Data
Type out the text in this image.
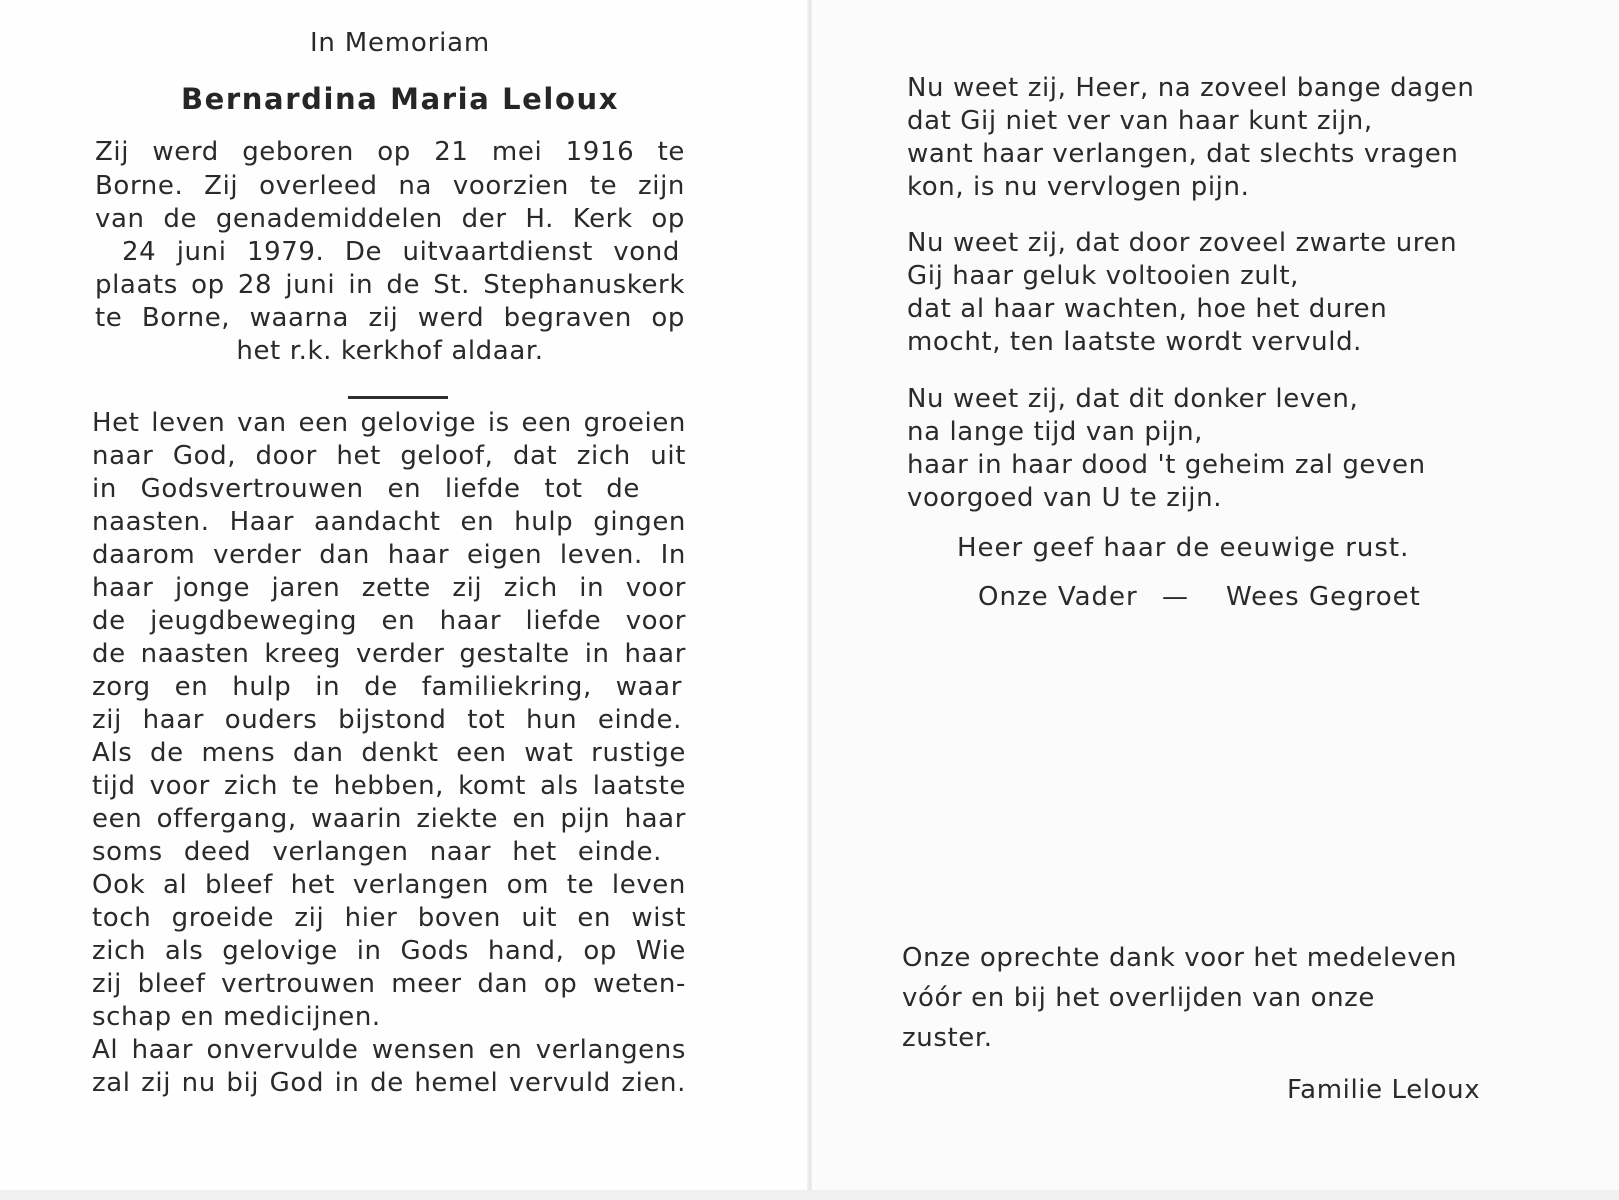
In Memoriam
Bernardina Maria Leloux
Zij werd geboren op 21 mei 1916 te
Borne. Zij overleed na voorzien te zijn
van de genademiddelen der H. Kerk op
24 juni 1979. De uitvaartdienst vond
plaats op 28 juni in de St. Stephanuskerk
te Borne, waarna zij werd begraven op
het r.k. kerkhof aldaar.
Het leven van een gelovige is een groeien
naar God, door het geloof, dat zich uit
in Godsvertrouwen en liefde tot de
naasten. Haar aandacht en hulp gingen
daarom verder dan haar eigen leven. In
haar jonge jaren zette zij zich in voor
de jeugdbeweging en haar liefde voor
de naasten kreeg verder gestalte in haar
zorg en hulp in de familiekring, waar
zij haar ouders bijstond tot hun einde.
Als de mens dan denkt een wat rustige
tijd voor zich te hebben, komt als laatste
een offergang, waarin ziekte en pijn haar
soms deed verlangen naar het einde.
Ook al bleef het verlangen om te leven
toch groeide zij hier boven uit en wist
zich als gelovige in Gods hand, op Wie
zij bleef vertrouwen meer dan op weten-
schap en medicijnen.
Al haar onvervulde wensen en verlangens
zal zij nu bij God in de hemel vervuld zien.
Nu weet zij, Heer, na zoveel bange dagen
dat Gij niet ver van haar kunt zijn,
want haar verlangen, dat slechts vragen
kon, is nu vervlogen pijn.
Nu weet zij, dat door zoveel zwarte uren
Gij haar geluk voltooien zult,
dat al haar wachten, hoe het duren
mocht, ten laatste wordt vervuld.
Nu weet zij, dat dit donker leven,
na lange tijd van pijn,
haar in haar dood 't geheim zal geven
voorgoed van U te zijn.
Heer geef haar de eeuwige rust.
Onze Vader — Wees Gegroet
Onze oprechte dank voor het medeleven
vóór en bij het overlijden van onze
zuster.
Familie Leloux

Requirement
Print the listing above in full, exactly as written. Omit any pictures.

Finished answer
Type out the text in this image.
In Memoriam
Bernardina Maria Leloux
Zij werd geboren op 21 mei 1916 te
Borne. Zij overleed na voorzien te zijn
van de genademiddelen der H. Kerk op
24 juni 1979. De uitvaartdienst vond
plaats op 28 juni in de St. Stephanuskerk
te Borne, waarna zij werd begraven op
het r.k. kerkhof aldaar.
Het leven van een gelovige is een groeien
naar God, door het geloof, dat zich uit
in Godsvertrouwen en liefde tot de
naasten. Haar aandacht en hulp gingen
daarom verder dan haar eigen leven. In
haar jonge jaren zette zij zich in voor
de jeugdbeweging en haar liefde voor
de naasten kreeg verder gestalte in haar
zorg en hulp in de familiekring, waar
zij haar ouders bijstond tot hun einde.
Als de mens dan denkt een wat rustige
tijd voor zich te hebben, komt als laatste
een offergang, waarin ziekte en pijn haar
soms deed verlangen naar het einde.
Ook al bleef het verlangen om te leven
toch groeide zij hier boven uit en wist
zich als gelovige in Gods hand, op Wie
zij bleef vertrouwen meer dan op weten-
schap en medicijnen.
Al haar onvervulde wensen en verlangens
zal zij nu bij God in de hemel vervuld zien.
Nu weet zij, Heer, na zoveel bange dagen
dat Gij niet ver van haar kunt zijn,
want haar verlangen, dat slechts vragen
kon, is nu vervlogen pijn.
Nu weet zij, dat door zoveel zwarte uren
Gij haar geluk voltooien zult,
dat al haar wachten, hoe het duren
mocht, ten laatste wordt vervuld.
Nu weet zij, dat dit donker leven,
na lange tijd van pijn,
haar in haar dood 't geheim zal geven
voorgoed van U te zijn.
Heer geef haar de eeuwige rust.
Onze Vader — Wees Gegroet
Onze oprechte dank voor het medeleven
vóór en bij het overlijden van onze
zuster.
Familie Leloux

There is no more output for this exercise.